Extracted records section start

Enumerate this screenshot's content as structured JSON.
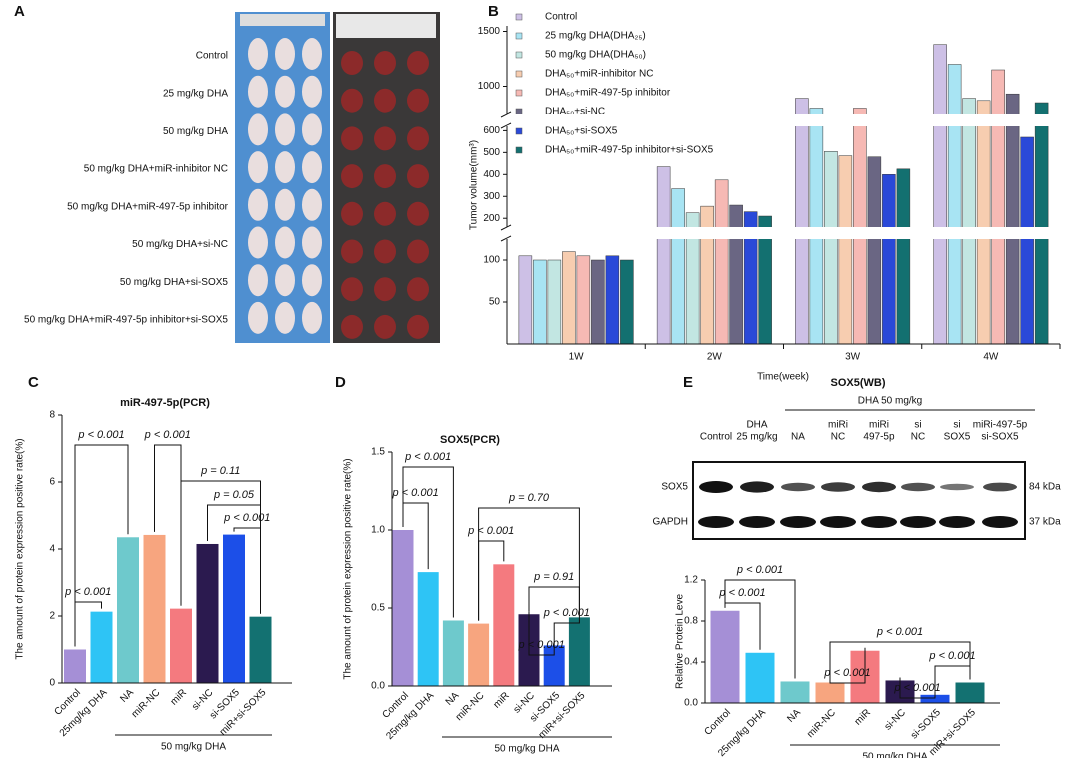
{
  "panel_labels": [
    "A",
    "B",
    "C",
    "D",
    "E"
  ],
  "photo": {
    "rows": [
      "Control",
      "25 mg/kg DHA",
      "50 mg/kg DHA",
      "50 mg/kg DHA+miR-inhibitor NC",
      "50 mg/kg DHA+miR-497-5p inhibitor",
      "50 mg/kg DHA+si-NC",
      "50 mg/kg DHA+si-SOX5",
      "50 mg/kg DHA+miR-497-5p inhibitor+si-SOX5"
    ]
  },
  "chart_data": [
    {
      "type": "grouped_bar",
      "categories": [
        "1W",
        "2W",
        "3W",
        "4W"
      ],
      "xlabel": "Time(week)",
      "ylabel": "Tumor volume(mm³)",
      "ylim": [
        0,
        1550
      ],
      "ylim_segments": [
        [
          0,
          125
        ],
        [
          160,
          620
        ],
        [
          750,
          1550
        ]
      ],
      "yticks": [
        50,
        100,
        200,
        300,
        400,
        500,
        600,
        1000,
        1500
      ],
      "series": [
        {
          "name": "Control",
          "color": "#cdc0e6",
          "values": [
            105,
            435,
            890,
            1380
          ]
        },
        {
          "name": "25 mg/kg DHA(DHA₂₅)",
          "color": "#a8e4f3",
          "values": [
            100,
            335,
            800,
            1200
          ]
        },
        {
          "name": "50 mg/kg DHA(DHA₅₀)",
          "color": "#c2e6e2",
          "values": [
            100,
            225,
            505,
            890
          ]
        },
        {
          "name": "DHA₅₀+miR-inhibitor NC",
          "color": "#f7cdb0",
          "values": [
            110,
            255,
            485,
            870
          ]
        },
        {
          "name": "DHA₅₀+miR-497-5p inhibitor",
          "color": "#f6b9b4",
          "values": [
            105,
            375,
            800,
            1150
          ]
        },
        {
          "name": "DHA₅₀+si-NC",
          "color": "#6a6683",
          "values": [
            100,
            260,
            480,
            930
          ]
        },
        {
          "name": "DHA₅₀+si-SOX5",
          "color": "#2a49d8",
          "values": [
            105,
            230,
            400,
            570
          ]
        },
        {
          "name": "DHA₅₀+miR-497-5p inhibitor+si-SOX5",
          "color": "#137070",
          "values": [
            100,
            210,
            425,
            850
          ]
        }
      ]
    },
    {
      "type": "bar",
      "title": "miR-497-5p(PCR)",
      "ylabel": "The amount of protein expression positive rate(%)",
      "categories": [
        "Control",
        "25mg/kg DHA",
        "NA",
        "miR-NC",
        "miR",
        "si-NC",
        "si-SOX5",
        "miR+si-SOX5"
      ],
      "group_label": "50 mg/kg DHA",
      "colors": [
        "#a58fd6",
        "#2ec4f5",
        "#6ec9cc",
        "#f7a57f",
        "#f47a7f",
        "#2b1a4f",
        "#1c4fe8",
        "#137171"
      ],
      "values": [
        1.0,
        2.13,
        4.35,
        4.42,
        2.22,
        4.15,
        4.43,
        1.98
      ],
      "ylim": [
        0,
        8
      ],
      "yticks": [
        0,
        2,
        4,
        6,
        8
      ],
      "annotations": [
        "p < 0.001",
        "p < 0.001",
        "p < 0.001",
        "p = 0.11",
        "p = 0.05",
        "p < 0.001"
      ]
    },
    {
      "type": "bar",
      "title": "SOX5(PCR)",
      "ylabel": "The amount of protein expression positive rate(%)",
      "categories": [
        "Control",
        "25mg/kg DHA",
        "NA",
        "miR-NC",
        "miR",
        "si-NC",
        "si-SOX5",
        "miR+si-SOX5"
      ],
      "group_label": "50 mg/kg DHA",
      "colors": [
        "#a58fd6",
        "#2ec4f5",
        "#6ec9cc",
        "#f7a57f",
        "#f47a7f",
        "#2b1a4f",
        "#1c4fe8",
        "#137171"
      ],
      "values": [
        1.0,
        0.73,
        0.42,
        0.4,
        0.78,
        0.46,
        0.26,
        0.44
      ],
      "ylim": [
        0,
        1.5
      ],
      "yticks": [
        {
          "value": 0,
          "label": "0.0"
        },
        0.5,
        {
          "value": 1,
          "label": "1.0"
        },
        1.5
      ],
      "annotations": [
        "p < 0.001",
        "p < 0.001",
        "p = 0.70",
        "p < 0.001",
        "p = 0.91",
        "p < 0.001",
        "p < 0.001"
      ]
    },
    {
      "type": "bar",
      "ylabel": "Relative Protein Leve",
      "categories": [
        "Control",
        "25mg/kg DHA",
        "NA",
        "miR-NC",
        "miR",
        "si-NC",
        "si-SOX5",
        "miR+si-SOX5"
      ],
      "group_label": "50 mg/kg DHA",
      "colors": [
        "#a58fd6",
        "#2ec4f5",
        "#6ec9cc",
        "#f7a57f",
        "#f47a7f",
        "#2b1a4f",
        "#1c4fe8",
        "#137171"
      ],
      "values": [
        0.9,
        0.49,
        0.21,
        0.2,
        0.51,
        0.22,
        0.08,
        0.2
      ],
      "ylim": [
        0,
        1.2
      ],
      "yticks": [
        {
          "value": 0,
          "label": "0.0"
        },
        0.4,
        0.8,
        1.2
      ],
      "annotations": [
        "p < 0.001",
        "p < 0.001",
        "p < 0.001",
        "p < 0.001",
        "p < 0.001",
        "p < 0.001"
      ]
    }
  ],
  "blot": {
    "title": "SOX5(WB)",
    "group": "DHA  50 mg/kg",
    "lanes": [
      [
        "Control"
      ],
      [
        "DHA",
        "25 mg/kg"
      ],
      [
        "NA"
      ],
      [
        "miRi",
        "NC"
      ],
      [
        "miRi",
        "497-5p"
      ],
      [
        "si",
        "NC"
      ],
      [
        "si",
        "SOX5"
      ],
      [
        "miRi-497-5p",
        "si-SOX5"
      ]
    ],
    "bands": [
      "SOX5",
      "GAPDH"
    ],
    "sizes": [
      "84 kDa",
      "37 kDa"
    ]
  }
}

Extracted records section end

- Exercise instructions
Only the number should be given: the count of lines in the entries that contain the string "ylabel".

- Completed exercise
4